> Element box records
***

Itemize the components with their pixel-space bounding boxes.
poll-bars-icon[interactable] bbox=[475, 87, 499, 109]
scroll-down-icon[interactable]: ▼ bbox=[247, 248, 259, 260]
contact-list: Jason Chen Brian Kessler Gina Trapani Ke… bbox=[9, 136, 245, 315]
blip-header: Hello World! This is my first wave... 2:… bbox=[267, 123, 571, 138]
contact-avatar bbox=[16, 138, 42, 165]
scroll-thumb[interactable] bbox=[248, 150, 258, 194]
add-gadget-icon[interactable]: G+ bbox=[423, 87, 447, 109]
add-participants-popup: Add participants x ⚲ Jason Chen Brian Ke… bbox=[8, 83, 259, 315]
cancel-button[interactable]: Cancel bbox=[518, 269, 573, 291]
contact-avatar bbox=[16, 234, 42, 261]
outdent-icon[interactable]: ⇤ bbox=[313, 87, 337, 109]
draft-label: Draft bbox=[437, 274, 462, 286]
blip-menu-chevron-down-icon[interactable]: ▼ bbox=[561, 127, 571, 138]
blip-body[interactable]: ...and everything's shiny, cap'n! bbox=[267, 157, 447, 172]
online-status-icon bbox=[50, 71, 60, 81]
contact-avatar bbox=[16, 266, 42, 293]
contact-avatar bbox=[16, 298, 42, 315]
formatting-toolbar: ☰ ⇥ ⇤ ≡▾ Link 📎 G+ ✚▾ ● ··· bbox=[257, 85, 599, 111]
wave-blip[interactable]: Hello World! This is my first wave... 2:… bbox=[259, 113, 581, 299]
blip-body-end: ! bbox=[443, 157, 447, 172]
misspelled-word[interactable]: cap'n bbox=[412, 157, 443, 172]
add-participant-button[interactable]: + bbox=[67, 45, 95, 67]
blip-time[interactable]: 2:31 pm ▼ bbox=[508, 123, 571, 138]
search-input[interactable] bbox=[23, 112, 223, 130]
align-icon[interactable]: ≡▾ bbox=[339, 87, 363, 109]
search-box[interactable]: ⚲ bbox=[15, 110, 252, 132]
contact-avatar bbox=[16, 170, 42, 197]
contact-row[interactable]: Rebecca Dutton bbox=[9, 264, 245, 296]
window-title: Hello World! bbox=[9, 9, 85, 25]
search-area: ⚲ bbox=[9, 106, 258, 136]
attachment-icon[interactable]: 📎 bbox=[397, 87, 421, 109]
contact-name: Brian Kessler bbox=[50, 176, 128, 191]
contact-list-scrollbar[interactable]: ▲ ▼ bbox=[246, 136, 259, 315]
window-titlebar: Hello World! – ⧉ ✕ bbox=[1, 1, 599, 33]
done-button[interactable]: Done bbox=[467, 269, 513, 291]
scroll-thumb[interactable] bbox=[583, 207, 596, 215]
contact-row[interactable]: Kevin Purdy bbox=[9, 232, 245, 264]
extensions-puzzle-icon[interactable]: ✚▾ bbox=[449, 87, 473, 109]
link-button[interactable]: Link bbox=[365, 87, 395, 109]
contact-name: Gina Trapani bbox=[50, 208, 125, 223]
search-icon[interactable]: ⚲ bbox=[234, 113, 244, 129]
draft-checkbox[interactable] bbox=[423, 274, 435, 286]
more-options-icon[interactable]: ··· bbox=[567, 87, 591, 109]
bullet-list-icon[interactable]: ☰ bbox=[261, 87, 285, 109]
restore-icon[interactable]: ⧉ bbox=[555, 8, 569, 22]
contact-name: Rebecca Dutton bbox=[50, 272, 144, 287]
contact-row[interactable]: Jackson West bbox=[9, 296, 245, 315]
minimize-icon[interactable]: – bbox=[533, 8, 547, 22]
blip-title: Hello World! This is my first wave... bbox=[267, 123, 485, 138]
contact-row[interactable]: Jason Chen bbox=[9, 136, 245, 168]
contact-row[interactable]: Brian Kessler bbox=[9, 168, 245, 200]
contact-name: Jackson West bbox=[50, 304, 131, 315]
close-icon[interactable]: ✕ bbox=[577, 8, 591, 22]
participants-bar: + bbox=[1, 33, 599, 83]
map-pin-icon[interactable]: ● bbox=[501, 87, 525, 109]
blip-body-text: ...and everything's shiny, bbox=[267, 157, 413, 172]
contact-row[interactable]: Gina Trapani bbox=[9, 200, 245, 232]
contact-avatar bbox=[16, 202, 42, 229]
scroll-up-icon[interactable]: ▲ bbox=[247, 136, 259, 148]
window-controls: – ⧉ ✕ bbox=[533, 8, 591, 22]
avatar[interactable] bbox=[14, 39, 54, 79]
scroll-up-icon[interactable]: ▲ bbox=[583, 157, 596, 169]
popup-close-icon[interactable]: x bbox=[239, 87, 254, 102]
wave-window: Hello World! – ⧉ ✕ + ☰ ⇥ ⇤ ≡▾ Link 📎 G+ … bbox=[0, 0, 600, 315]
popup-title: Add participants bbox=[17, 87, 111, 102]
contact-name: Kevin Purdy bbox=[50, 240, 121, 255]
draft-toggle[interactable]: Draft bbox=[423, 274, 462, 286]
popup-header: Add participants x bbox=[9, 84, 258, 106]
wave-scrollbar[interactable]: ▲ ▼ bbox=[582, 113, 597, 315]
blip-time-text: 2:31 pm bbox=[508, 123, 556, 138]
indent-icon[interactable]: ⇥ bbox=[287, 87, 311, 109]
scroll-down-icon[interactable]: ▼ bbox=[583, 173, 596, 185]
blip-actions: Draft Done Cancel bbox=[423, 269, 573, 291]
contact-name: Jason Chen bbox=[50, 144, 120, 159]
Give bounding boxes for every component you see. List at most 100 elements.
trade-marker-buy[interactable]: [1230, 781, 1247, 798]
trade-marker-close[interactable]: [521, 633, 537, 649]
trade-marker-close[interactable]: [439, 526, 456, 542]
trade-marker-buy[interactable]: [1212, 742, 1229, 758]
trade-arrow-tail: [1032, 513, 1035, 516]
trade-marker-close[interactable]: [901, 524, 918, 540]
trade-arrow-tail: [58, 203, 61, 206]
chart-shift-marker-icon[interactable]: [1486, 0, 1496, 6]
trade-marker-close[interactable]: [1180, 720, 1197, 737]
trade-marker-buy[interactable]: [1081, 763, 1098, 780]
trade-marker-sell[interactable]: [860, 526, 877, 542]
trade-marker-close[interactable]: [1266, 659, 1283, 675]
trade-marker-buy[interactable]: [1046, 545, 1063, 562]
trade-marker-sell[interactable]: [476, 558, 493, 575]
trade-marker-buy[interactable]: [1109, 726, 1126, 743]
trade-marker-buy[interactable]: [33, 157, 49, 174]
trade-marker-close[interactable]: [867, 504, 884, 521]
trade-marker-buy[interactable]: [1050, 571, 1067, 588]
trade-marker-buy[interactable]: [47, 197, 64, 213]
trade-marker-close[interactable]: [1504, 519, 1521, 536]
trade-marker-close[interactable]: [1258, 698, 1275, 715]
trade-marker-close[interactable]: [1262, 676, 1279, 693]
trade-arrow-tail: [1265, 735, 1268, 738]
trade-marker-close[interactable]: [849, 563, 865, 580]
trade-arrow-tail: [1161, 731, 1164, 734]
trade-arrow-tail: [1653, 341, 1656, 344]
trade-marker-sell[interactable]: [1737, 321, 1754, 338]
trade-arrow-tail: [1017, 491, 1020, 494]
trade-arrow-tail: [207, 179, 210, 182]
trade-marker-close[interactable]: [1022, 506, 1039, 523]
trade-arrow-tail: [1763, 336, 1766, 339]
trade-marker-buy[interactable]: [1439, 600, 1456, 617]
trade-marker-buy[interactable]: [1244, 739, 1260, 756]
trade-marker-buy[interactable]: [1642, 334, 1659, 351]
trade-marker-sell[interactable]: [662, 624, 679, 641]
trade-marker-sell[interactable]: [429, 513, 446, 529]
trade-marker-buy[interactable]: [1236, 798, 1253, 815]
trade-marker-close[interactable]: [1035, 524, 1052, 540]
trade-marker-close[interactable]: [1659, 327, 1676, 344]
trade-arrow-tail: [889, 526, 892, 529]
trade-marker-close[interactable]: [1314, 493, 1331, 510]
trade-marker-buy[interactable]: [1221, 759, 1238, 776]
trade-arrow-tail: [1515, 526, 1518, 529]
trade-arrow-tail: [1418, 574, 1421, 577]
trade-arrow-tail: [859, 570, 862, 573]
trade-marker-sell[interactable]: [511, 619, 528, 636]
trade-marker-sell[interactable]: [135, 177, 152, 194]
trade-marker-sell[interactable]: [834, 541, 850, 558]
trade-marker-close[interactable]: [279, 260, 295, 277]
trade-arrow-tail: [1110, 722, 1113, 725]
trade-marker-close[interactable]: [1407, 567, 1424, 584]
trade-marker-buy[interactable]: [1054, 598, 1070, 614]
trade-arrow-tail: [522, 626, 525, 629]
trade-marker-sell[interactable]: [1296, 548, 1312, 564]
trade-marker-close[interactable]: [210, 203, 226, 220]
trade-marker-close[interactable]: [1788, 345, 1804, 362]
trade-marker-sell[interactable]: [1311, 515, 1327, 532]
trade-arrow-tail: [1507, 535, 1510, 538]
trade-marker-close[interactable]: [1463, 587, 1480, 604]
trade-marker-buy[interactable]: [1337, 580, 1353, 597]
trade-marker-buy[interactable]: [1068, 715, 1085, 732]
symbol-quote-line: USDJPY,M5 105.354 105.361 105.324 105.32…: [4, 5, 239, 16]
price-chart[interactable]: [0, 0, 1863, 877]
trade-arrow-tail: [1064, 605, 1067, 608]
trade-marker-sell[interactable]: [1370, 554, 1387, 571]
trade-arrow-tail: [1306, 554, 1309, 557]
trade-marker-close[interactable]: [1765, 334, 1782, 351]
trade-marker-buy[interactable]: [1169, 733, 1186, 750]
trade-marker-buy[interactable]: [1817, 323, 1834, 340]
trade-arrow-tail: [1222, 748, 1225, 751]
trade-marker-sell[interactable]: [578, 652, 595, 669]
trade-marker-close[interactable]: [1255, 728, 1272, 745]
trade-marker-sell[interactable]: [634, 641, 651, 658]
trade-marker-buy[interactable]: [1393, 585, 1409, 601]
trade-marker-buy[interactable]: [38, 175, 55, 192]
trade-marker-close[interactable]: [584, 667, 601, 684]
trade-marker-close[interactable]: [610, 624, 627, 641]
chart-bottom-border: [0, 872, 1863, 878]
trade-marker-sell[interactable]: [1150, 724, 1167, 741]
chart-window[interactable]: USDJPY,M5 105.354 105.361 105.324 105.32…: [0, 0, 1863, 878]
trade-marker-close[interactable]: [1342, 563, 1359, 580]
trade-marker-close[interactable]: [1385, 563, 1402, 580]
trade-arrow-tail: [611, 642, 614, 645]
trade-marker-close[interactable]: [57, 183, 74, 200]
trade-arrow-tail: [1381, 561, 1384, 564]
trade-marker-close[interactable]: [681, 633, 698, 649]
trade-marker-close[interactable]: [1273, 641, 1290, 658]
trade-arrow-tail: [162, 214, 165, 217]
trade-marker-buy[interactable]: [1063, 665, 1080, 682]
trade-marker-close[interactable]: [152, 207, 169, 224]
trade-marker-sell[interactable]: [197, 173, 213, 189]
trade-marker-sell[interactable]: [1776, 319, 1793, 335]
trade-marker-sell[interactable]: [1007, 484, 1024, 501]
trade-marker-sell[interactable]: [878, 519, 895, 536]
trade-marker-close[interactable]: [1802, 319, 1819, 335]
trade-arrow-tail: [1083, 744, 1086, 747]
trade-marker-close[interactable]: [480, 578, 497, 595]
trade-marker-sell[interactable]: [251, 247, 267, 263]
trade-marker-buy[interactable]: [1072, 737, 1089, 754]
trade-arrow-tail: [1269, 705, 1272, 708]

***

> Instruction
Can you format the records as a numbered list, leaving out blank lines, starting at the first line and stopping after the line that contains "search-input[interactable] bbox=[23, 112, 223, 130]"?

> Solution
1. Itemize the components with their pixel-space bounding boxes.
2. poll-bars-icon[interactable] bbox=[475, 87, 499, 109]
3. scroll-down-icon[interactable]: ▼ bbox=[247, 248, 259, 260]
4. contact-list: Jason Chen Brian Kessler Gina Trapani Ke… bbox=[9, 136, 245, 315]
5. blip-header: Hello World! This is my first wave... 2:… bbox=[267, 123, 571, 138]
6. contact-avatar bbox=[16, 138, 42, 165]
7. scroll-thumb[interactable] bbox=[248, 150, 258, 194]
8. add-gadget-icon[interactable]: G+ bbox=[423, 87, 447, 109]
9. add-participants-popup: Add participants x ⚲ Jason Chen Brian Ke… bbox=[8, 83, 259, 315]
10. cancel-button[interactable]: Cancel bbox=[518, 269, 573, 291]
11. contact-avatar bbox=[16, 234, 42, 261]
12. outdent-icon[interactable]: ⇤ bbox=[313, 87, 337, 109]
13. draft-label: Draft bbox=[437, 274, 462, 286]
14. blip-menu-chevron-down-icon[interactable]: ▼ bbox=[561, 127, 571, 138]
15. blip-body[interactable]: ...and everything's shiny, cap'n! bbox=[267, 157, 447, 172]
16. online-status-icon bbox=[50, 71, 60, 81]
17. contact-avatar bbox=[16, 266, 42, 293]
18. contact-avatar bbox=[16, 298, 42, 315]
19. formatting-toolbar: ☰ ⇥ ⇤ ≡▾ Link 📎 G+ ✚▾ ● ··· bbox=[257, 85, 599, 111]
20. wave-blip[interactable]: Hello World! This is my first wave... 2:… bbox=[259, 113, 581, 299]
21. blip-body-end: ! bbox=[443, 157, 447, 172]
22. misspelled-word[interactable]: cap'n bbox=[412, 157, 443, 172]
23. add-participant-button[interactable]: + bbox=[67, 45, 95, 67]
24. blip-time[interactable]: 2:31 pm ▼ bbox=[508, 123, 571, 138]
25. search-input[interactable] bbox=[23, 112, 223, 130]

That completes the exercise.